▶ **Exercise directions**: Gather all lines in the entries that include the word "window".

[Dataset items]
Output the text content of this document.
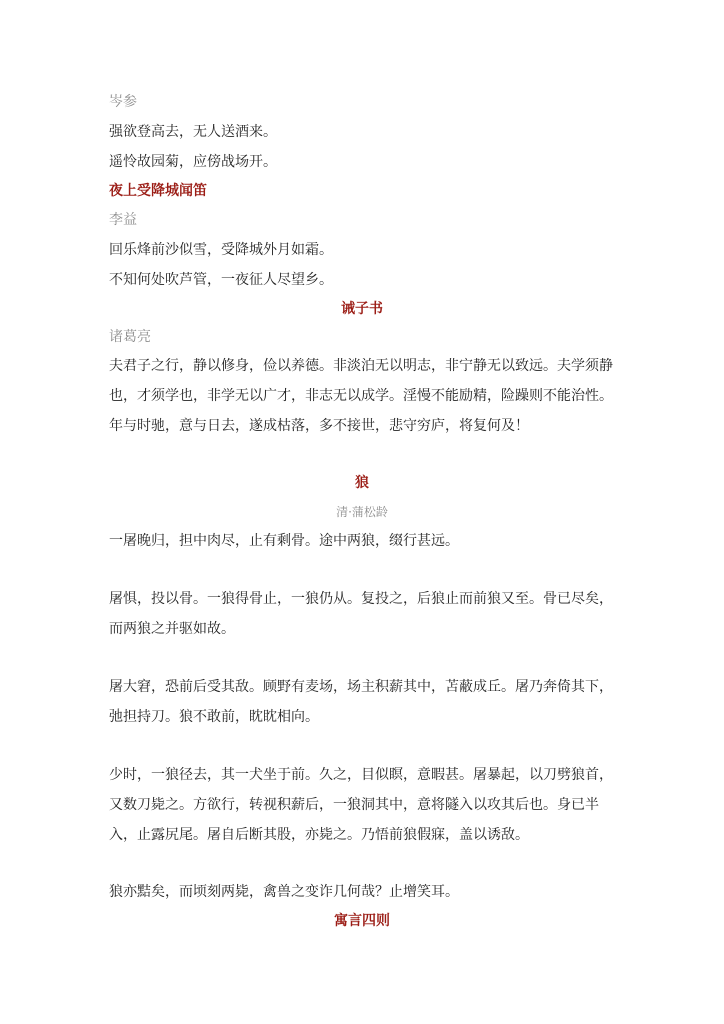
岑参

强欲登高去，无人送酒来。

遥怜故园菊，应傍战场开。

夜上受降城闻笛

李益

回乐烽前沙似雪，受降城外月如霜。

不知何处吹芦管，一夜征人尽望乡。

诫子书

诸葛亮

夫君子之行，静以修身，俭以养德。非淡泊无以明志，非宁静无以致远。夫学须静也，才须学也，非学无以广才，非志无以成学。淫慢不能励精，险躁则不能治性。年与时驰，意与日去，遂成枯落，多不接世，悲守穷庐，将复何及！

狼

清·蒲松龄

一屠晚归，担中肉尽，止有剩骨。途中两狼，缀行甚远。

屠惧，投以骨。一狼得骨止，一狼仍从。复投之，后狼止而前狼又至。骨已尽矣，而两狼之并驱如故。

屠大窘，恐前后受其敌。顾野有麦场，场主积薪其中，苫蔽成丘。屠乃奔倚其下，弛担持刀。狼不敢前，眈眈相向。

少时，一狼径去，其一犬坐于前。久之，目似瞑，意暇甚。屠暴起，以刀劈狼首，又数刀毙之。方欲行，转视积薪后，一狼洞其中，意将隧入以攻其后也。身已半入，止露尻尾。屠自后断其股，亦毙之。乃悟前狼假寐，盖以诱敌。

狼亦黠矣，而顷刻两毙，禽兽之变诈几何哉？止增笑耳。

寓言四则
--
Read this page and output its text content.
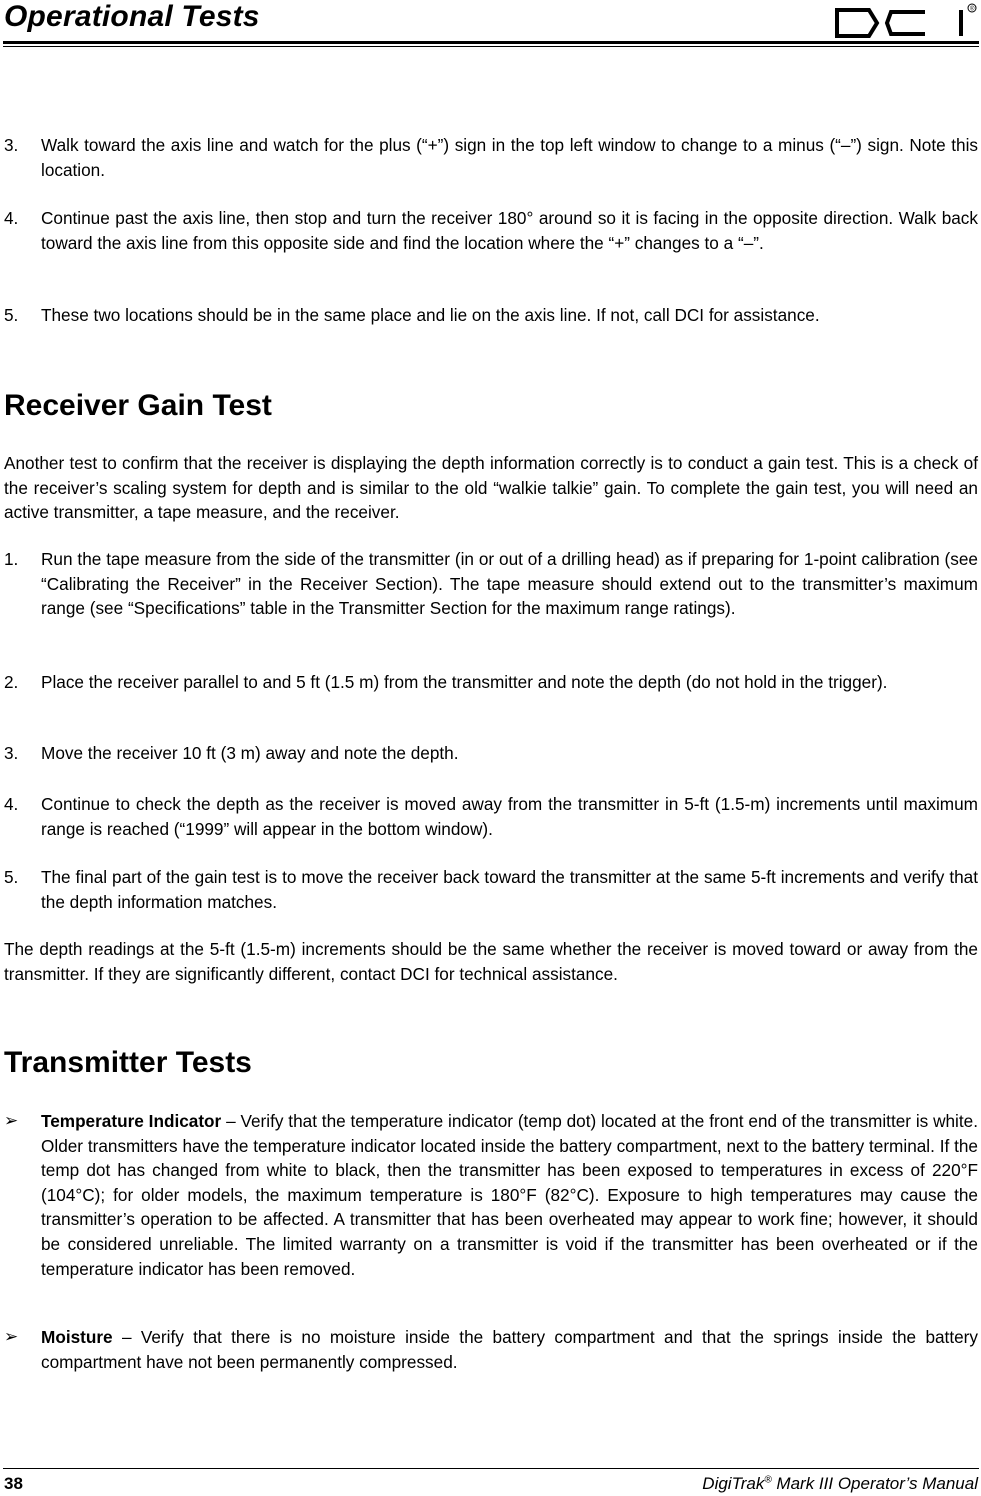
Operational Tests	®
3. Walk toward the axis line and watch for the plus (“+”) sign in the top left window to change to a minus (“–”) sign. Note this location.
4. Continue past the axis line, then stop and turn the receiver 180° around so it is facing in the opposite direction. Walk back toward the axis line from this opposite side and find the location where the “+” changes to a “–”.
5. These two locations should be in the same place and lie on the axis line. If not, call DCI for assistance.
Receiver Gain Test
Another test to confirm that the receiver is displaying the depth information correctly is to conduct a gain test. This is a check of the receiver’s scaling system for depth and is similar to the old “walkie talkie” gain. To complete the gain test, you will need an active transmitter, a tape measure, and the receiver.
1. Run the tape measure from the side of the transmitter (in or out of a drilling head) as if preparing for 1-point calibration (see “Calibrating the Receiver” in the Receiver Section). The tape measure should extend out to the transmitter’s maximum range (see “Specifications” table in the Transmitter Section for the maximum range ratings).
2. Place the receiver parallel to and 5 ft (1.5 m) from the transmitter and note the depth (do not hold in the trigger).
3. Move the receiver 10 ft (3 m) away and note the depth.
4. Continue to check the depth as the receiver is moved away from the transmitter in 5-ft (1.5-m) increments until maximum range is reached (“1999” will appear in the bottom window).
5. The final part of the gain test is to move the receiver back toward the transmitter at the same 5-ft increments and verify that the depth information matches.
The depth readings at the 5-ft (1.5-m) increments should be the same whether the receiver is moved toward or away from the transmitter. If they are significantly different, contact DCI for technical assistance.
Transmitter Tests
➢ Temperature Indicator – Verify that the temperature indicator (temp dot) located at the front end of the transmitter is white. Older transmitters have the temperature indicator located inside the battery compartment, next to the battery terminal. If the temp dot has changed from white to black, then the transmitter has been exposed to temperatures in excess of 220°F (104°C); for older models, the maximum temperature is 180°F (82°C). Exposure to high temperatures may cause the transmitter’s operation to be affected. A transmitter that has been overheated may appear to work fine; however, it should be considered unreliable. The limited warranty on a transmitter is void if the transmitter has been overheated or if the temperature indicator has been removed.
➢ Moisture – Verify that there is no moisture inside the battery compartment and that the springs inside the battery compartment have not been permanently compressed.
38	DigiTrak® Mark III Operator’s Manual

▶ **Correct output**:
3. Walk toward the axis line and watch for the plus (“+”) sign in the top left window to change to a minus (“–”) sign. Note this location.
4. Continue to check the depth as the receiver is moved away from the transmitter in 5-ft (1.5-m) increments until maximum range is reached (“1999” will appear in the bottom window).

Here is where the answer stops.